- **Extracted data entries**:
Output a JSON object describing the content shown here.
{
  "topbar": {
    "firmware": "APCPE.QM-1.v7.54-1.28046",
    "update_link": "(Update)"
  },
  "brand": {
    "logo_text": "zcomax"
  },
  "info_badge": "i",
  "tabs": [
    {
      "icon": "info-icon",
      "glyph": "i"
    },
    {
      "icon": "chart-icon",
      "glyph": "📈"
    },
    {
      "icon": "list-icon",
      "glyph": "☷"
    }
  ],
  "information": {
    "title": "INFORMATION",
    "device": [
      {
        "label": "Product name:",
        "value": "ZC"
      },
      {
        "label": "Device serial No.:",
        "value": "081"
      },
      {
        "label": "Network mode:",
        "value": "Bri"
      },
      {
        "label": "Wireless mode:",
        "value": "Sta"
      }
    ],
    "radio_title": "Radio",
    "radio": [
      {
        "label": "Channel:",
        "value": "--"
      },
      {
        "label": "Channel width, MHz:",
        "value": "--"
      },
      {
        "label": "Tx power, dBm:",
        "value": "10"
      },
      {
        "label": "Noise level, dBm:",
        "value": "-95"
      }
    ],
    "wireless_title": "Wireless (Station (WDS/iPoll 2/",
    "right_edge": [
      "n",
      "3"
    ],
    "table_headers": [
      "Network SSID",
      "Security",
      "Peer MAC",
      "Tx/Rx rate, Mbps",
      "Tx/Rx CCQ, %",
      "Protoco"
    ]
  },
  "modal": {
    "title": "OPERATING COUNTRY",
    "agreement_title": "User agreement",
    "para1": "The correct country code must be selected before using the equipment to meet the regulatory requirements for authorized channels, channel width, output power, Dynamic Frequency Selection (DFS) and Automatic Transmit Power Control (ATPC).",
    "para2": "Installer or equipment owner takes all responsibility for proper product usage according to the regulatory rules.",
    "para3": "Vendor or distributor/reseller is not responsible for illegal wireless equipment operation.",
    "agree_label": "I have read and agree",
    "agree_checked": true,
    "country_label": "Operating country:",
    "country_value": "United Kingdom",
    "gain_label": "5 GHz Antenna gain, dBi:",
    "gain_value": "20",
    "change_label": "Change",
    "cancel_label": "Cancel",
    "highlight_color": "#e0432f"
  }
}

- **Problem to solve**: Note every line above where the string "power" shows up, and copy those lines.

- **Output of the exercise**:
        "label": "Tx power, dBm:",
    "para1": "The correct country code must be selected before using the equipment to meet the regulatory requirements for authorized channels, channel width, output power, Dynamic Frequency Selection (DFS) and Automatic Transmit Power Control (ATPC).",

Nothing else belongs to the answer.